(Exercise brief): Go through the listing and pick out each line with the word "screenshot" in it.
-*-
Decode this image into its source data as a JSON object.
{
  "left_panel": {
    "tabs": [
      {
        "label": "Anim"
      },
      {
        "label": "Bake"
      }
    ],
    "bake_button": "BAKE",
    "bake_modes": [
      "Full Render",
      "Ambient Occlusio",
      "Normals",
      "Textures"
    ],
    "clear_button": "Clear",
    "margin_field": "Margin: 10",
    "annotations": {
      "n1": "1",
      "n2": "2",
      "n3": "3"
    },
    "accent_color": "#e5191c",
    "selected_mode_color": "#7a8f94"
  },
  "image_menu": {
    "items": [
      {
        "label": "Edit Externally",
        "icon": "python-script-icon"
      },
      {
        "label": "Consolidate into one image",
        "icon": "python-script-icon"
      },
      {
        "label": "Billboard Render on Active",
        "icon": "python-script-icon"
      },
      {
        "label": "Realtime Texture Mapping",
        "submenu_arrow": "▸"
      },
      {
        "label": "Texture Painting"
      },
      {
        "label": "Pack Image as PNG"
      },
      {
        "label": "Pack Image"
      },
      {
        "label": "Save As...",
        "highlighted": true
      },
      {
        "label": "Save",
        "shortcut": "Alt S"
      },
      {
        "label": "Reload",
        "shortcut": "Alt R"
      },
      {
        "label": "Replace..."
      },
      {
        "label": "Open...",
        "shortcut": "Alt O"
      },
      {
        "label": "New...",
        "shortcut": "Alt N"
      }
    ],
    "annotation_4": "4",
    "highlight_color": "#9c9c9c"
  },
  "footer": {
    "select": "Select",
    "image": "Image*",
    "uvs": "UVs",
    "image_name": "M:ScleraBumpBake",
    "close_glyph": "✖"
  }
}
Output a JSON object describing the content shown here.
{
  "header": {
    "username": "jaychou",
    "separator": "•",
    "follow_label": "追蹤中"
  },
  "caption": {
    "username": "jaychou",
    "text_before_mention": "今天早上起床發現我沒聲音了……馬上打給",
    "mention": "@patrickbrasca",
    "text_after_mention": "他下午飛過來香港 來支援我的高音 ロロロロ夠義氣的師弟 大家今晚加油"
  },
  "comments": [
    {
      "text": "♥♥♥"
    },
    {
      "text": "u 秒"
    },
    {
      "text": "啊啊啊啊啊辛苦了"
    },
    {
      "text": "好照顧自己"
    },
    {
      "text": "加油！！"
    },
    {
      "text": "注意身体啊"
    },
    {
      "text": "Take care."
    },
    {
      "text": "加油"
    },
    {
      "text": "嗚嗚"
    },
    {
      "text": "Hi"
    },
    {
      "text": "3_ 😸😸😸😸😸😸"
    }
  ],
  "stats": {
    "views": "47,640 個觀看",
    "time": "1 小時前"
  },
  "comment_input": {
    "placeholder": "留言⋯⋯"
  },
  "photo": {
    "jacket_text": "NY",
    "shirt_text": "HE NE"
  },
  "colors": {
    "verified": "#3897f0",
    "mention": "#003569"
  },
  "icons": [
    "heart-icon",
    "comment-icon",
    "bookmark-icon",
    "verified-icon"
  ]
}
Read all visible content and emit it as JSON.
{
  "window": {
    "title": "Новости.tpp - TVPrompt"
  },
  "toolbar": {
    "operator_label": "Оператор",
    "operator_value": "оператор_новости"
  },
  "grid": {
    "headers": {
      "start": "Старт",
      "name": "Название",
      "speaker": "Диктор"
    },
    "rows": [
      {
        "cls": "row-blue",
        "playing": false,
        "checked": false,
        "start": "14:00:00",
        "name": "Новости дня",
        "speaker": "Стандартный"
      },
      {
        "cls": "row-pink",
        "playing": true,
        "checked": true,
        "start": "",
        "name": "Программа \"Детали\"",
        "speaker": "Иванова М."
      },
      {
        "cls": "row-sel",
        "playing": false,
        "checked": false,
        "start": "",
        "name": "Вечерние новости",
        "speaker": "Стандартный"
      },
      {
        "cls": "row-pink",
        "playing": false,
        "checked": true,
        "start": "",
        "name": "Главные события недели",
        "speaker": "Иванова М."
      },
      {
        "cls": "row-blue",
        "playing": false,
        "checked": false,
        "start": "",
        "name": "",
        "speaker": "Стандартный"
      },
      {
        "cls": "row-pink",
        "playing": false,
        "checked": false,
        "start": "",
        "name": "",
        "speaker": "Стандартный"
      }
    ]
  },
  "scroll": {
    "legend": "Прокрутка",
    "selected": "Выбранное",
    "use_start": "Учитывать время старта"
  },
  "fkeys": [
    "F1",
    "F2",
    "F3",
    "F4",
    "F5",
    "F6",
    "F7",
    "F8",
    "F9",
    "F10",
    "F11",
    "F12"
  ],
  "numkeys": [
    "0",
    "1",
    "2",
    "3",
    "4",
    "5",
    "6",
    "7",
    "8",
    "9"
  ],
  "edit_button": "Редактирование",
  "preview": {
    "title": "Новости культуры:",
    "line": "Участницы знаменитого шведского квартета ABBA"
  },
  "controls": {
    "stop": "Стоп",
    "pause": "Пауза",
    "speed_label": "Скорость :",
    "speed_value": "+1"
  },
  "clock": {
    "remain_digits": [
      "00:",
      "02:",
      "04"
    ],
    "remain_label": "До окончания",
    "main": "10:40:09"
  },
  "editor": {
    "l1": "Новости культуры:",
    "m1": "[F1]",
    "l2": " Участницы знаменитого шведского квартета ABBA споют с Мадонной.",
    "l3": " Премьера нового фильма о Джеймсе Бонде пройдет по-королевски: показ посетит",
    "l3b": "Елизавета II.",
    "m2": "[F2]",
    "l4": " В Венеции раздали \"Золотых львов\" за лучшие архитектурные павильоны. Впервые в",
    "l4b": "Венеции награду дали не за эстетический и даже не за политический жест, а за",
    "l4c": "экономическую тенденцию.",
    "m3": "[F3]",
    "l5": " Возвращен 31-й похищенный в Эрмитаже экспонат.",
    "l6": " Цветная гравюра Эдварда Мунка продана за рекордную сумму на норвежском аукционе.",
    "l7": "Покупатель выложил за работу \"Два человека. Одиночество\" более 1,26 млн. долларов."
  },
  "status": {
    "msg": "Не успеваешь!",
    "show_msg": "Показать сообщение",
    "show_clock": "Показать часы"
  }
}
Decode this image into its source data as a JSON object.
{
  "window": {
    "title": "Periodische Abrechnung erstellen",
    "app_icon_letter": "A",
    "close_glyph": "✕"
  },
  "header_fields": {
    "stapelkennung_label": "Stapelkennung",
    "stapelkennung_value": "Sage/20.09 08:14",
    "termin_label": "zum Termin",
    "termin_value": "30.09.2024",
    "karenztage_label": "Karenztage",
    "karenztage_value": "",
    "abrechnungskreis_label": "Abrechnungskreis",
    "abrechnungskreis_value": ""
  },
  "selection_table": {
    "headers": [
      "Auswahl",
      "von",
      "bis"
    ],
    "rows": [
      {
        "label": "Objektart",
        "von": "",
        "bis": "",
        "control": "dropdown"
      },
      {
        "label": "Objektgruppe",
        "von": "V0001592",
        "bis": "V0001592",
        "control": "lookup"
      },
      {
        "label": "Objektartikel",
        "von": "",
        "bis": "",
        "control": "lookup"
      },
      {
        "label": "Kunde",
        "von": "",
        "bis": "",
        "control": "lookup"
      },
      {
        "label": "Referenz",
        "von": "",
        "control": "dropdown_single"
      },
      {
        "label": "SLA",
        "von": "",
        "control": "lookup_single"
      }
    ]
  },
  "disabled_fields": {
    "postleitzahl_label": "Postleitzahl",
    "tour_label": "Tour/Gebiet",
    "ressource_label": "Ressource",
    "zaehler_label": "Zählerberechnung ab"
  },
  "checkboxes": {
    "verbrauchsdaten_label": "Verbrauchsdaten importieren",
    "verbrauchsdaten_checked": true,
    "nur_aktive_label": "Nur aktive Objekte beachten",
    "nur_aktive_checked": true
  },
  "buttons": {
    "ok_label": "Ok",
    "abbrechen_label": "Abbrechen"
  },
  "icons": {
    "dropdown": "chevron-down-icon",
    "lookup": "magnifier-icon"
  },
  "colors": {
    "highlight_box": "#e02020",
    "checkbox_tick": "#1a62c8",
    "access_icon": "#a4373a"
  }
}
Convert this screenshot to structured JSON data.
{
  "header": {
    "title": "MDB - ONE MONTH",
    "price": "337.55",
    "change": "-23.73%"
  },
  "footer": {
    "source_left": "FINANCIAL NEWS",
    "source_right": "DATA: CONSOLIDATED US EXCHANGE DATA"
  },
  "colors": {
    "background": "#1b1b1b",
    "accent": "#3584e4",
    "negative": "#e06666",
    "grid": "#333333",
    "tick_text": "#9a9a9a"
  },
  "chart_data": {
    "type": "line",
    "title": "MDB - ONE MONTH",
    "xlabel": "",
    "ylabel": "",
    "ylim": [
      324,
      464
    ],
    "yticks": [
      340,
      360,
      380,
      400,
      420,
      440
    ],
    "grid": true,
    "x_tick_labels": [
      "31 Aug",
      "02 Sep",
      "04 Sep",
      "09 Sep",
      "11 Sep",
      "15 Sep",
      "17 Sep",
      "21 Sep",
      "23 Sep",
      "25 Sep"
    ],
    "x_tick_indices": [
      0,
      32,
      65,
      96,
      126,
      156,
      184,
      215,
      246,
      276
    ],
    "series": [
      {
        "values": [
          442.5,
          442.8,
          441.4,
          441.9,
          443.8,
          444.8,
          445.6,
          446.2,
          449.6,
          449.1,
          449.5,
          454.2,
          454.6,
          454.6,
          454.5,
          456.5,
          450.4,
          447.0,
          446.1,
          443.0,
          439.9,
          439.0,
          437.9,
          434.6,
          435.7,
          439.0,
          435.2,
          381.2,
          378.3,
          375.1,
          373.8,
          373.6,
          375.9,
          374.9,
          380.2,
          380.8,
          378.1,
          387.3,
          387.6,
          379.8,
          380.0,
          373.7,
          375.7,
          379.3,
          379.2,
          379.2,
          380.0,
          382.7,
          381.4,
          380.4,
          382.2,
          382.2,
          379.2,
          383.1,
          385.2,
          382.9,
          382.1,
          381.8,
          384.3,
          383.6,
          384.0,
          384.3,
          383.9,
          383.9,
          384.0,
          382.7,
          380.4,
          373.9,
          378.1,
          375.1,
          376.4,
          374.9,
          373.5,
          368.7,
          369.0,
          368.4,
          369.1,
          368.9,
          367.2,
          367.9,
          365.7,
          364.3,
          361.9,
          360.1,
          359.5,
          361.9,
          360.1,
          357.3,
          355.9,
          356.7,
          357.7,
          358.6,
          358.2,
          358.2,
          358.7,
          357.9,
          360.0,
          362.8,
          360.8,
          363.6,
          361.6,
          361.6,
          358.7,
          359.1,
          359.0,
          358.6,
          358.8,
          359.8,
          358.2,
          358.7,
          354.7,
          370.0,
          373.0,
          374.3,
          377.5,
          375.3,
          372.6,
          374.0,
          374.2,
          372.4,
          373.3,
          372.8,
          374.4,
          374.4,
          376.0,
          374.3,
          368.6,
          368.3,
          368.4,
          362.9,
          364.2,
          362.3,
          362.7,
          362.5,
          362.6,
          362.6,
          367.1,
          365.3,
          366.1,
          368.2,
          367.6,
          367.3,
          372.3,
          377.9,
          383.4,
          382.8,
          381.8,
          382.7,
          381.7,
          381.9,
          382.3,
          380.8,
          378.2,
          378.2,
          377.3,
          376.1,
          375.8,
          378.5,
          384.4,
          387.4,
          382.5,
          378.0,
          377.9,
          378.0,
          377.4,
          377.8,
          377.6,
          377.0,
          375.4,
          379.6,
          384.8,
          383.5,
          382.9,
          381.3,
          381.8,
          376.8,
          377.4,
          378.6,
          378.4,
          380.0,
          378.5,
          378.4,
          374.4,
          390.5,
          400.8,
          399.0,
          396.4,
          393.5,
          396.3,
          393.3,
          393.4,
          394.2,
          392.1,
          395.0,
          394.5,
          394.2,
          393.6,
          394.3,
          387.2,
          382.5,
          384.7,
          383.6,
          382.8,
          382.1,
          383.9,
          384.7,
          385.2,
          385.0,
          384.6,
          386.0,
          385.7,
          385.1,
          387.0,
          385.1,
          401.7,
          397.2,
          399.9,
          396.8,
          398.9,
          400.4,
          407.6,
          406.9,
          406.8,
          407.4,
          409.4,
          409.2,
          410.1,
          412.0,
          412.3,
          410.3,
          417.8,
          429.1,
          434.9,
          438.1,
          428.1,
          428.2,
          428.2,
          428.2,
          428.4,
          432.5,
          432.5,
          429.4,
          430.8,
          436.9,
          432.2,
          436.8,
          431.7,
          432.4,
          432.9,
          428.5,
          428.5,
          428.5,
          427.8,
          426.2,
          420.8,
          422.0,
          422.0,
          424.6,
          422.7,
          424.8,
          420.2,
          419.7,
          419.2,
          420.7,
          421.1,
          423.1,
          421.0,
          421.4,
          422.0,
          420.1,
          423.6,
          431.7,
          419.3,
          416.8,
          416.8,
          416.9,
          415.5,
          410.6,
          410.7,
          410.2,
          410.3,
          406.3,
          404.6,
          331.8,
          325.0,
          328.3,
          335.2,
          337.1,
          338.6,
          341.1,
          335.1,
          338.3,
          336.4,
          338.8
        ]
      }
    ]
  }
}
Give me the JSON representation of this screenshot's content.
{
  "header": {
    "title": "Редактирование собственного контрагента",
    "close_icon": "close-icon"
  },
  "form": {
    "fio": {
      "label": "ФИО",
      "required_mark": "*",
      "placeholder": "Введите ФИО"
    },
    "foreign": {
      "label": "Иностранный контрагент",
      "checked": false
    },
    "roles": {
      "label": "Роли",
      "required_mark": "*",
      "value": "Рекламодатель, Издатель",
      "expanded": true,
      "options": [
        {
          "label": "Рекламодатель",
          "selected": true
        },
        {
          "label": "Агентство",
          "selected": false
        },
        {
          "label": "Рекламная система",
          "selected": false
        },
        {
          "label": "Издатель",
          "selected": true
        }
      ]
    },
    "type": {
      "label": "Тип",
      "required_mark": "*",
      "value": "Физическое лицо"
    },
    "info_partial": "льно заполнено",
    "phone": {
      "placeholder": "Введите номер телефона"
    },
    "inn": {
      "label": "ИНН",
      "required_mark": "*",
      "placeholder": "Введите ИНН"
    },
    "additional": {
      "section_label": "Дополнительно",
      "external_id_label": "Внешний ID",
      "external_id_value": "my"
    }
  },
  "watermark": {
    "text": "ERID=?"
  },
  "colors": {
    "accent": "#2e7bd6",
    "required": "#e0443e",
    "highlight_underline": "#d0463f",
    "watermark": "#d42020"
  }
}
-*-
(Reply):
Convert this screenshot to structured JSON data.
Give me the JSON representation of this screenshot's content.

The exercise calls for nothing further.